-- INFORMATION GIVEN start --

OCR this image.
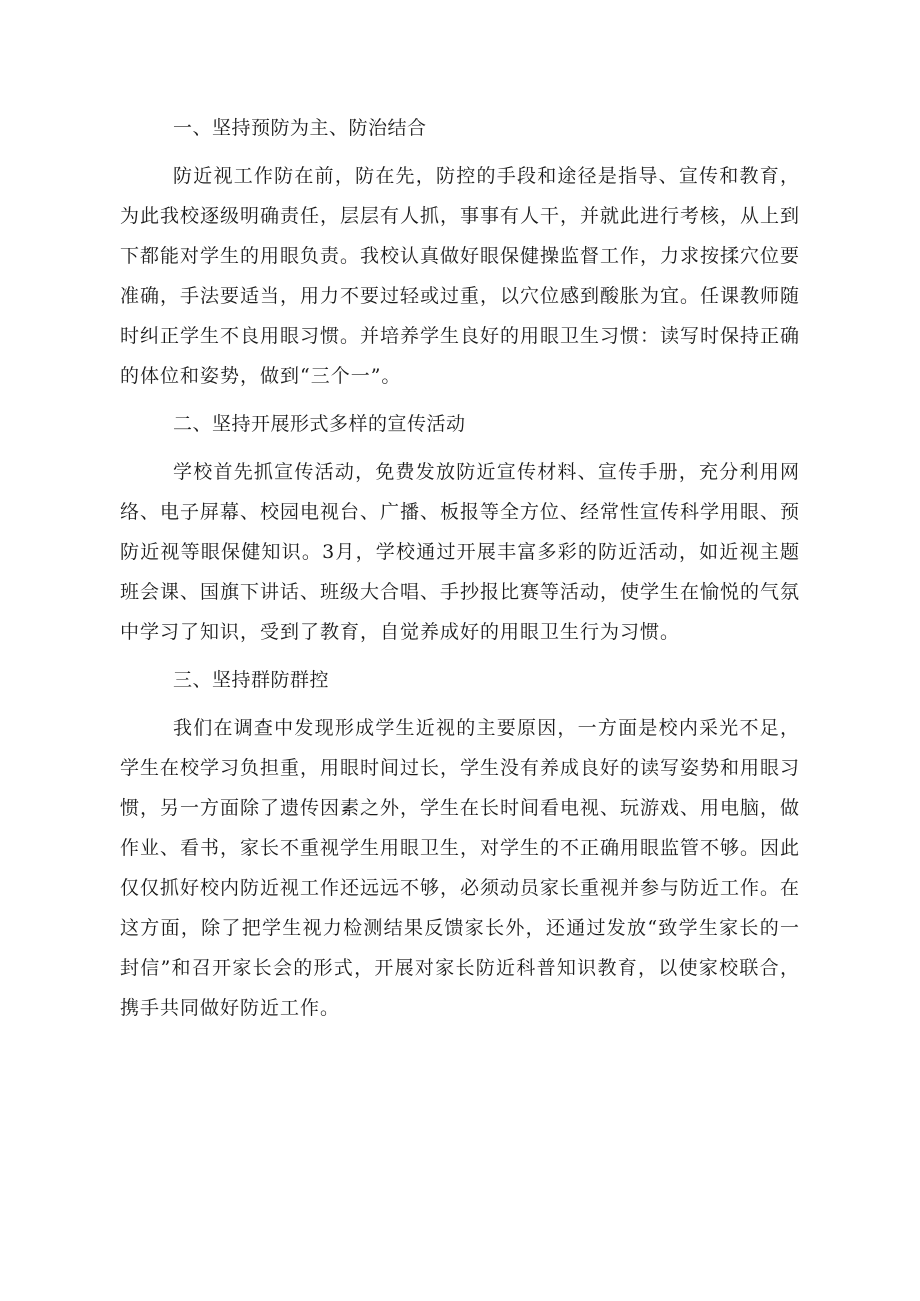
一、坚持预防为主、防治结合

防近视工作防在前，防在先，防控的手段和途径是指导、宣传和教育，为此我校逐级明确责任，层层有人抓，事事有人干，并就此进行考核，从上到下都能对学生的用眼负责。我校认真做好眼保健操监督工作，力求按揉穴位要准确，手法要适当，用力不要过轻或过重，以穴位感到酸胀为宜。任课教师随时纠正学生不良用眼习惯。并培养学生良好的用眼卫生习惯：读写时保持正确的体位和姿势，做到“三个一”。

二、坚持开展形式多样的宣传活动

学校首先抓宣传活动，免费发放防近宣传材料、宣传手册，充分利用网络、电子屏幕、校园电视台、广播、板报等全方位、经常性宣传科学用眼、预防近视等眼保健知识。3月，学校通过开展丰富多彩的防近活动，如近视主题班会课、国旗下讲话、班级大合唱、手抄报比赛等活动，使学生在愉悦的气氛中学习了知识，受到了教育，自觉养成好的用眼卫生行为习惯。

三、坚持群防群控

我们在调查中发现形成学生近视的主要原因，一方面是校内采光不足，学生在校学习负担重，用眼时间过长，学生没有养成良好的读写姿势和用眼习惯，另一方面除了遗传因素之外，学生在长时间看电视、玩游戏、用电脑，做作业、看书，家长不重视学生用眼卫生，对学生的不正确用眼监管不够。因此仅仅抓好校内防近视工作还远远不够，必须动员家长重视并参与防近工作。在这方面，除了把学生视力检测结果反馈家长外，还通过发放“致学生家长的一封信”和召开家长会的形式，开展对家长防近科普知识教育，以使家校联合，携手共同做好防近工作。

-- INFORMATION GIVEN end --

Copy the listing exactly. Any image in it stays out of the copy.

OCR this image.
一、坚持预防为主、防治结合

防近视工作防在前，防在先，防控的手段和途径是指导、宣传和教育，为此我校逐级明确责任，层层有人抓，事事有人干，并就此进行考核，从上到下都能对学生的用眼负责。我校认真做好眼保健操监督工作，力求按揉穴位要准确，手法要适当，用力不要过轻或过重，以穴位感到酸胀为宜。任课教师随时纠正学生不良用眼习惯。并培养学生良好的用眼卫生习惯：读写时保持正确的体位和姿势，做到“三个一”。

二、坚持开展形式多样的宣传活动

学校首先抓宣传活动，免费发放防近宣传材料、宣传手册，充分利用网络、电子屏幕、校园电视台、广播、板报等全方位、经常性宣传科学用眼、预防近视等眼保健知识。3月，学校通过开展丰富多彩的防近活动，如近视主题班会课、国旗下讲话、班级大合唱、手抄报比赛等活动，使学生在愉悦的气氛中学习了知识，受到了教育，自觉养成好的用眼卫生行为习惯。

三、坚持群防群控

我们在调查中发现形成学生近视的主要原因，一方面是校内采光不足，学生在校学习负担重，用眼时间过长，学生没有养成良好的读写姿势和用眼习惯，另一方面除了遗传因素之外，学生在长时间看电视、玩游戏、用电脑，做作业、看书，家长不重视学生用眼卫生，对学生的不正确用眼监管不够。因此仅仅抓好校内防近视工作还远远不够，必须动员家长重视并参与防近工作。在这方面，除了把学生视力检测结果反馈家长外，还通过发放“致学生家长的一封信”和召开家长会的形式，开展对家长防近科普知识教育，以使家校联合，携手共同做好防近工作。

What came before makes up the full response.